**TASK PROMPT:** Images are excluded; otherwise, output every record exactly.

Data items
%%

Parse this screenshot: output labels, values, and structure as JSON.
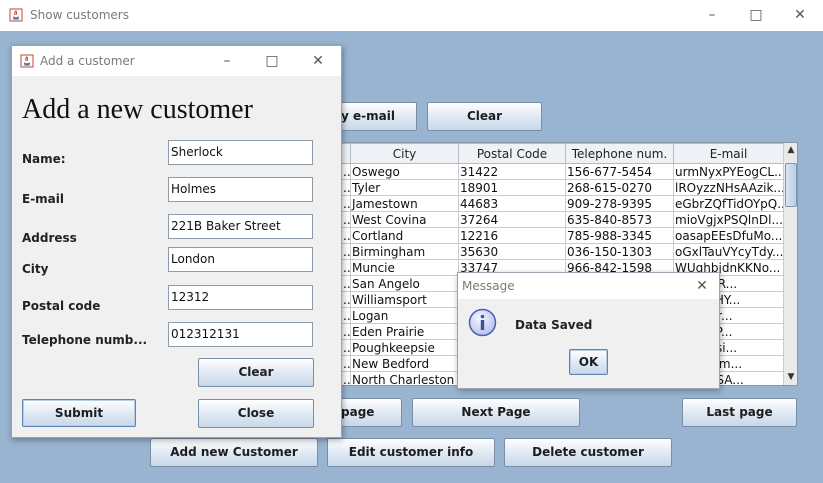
{
  "main_window": {
    "title": "Show customers",
    "search_email_label": "y e-mail",
    "clear_label": "Clear",
    "table": {
      "columns": [
        "City",
        "Postal Code",
        "Telephone num.",
        "E-mail"
      ],
      "rows": [
        [
          "Oswego",
          "31422",
          "156-677-5454",
          "urmNyxPYEogCL..."
        ],
        [
          "Tyler",
          "18901",
          "268-615-0270",
          "lROyzzNHsAAzik..."
        ],
        [
          "Jamestown",
          "44683",
          "909-278-9395",
          "eGbrZQfTidOYpQ..."
        ],
        [
          "West Covina",
          "37264",
          "635-840-8573",
          "mioVgjxPSQlnDl..."
        ],
        [
          "Cortland",
          "12216",
          "785-988-3345",
          "oasapEEsDfuMo..."
        ],
        [
          "Birmingham",
          "35630",
          "036-150-1303",
          "oGxlTauVYcyTdy..."
        ],
        [
          "Muncie",
          "33747",
          "966-842-1598",
          "WUghbjdnKKNo..."
        ],
        [
          "San Angelo",
          "",
          "",
          "KTWCAR..."
        ],
        [
          "Williamsport",
          "",
          "",
          "vaZilIkHY..."
        ],
        [
          "Logan",
          "",
          "",
          "LGblvBr..."
        ],
        [
          "Eden Prairie",
          "",
          "",
          "wOJUHP..."
        ],
        [
          "Poughkeepsie",
          "",
          "",
          "HAOzBsi..."
        ],
        [
          "New Bedford",
          "",
          "",
          "DRbCMm..."
        ],
        [
          "North Charleston",
          "",
          "",
          "XYQXVSA..."
        ]
      ]
    },
    "prev_page_label": "page",
    "next_page_label": "Next Page",
    "last_page_label": "Last page",
    "add_customer_label": "Add new Customer",
    "edit_customer_label": "Edit customer info",
    "delete_customer_label": "Delete customer"
  },
  "dialog": {
    "title": "Add a customer",
    "heading": "Add a new customer",
    "fields": {
      "name_label": "Name:",
      "name_value": "Sherlock",
      "email_label": "E-mail",
      "email_value": "Holmes",
      "address_label": "Address",
      "address_value": "221B Baker Street",
      "city_label": "City",
      "city_value": "London",
      "postal_label": "Postal code",
      "postal_value": "12312",
      "phone_label": "Telephone numb...",
      "phone_value": "012312131"
    },
    "clear_label": "Clear",
    "submit_label": "Submit",
    "close_label": "Close"
  },
  "message_box": {
    "title": "Message",
    "text": "Data Saved",
    "ok_label": "OK"
  },
  "colors": {
    "desktop": "#99b4d1",
    "window_bg": "#f0f0f0",
    "info_icon": "#4a5fb0"
  }
}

%%

**ANSWER:**
Parse this screenshot: output labels, values, and structure as JSON.
{
  "main_window": {
    "title": "Show customers",
    "search_email_label": "y e-mail",
    "clear_label": "Clear",
    "table": {
      "columns": [
        "City",
        "Postal Code",
        "Telephone num.",
        "E-mail"
      ],
      "rows": [
        [
          "Oswego",
          "31422",
          "156-677-5454",
          "urmNyxPYEogCL..."
        ],
        [
          "Tyler",
          "18901",
          "268-615-0270",
          "lROyzzNHsAAzik..."
        ],
        [
          "Jamestown",
          "44683",
          "909-278-9395",
          "eGbrZQfTidOYpQ..."
        ],
        [
          "West Covina",
          "37264",
          "635-840-8573",
          "mioVgjxPSQlnDl..."
        ],
        [
          "Cortland",
          "12216",
          "785-988-3345",
          "oasapEEsDfuMo..."
        ],
        [
          "Birmingham",
          "35630",
          "036-150-1303",
          "oGxlTauVYcyTdy..."
        ],
        [
          "Muncie",
          "33747",
          "966-842-1598",
          "WUghbjdnKKNo..."
        ],
        [
          "San Angelo",
          "",
          "",
          "KTWCAR..."
        ],
        [
          "Williamsport",
          "",
          "",
          "vaZilIkHY..."
        ],
        [
          "Logan",
          "",
          "",
          "LGblvBr..."
        ],
        [
          "Eden Prairie",
          "",
          "",
          "wOJUHP..."
        ],
        [
          "Poughkeepsie",
          "",
          "",
          "HAOzBsi..."
        ],
        [
          "New Bedford",
          "",
          "",
          "DRbCMm..."
        ],
        [
          "North Charleston",
          "",
          "",
          "XYQXVSA..."
        ]
      ]
    },
    "prev_page_label": "page",
    "next_page_label": "Next Page",
    "last_page_label": "Last page",
    "add_customer_label": "Add new Customer",
    "edit_customer_label": "Edit customer info",
    "delete_customer_label": "Delete customer"
  },
  "dialog": {
    "title": "Add a customer",
    "heading": "Add a new customer",
    "fields": {
      "name_label": "Name:",
      "name_value": "Sherlock",
      "email_label": "E-mail",
      "email_value": "Holmes",
      "address_label": "Address",
      "address_value": "221B Baker Street",
      "city_label": "City",
      "city_value": "London",
      "postal_label": "Postal code",
      "postal_value": "12312",
      "phone_label": "Telephone numb...",
      "phone_value": "012312131"
    },
    "clear_label": "Clear",
    "submit_label": "Submit",
    "close_label": "Close"
  },
  "message_box": {
    "title": "Message",
    "text": "Data Saved",
    "ok_label": "OK"
  },
  "colors": {
    "desktop": "#99b4d1",
    "window_bg": "#f0f0f0",
    "info_icon": "#4a5fb0"
  }
}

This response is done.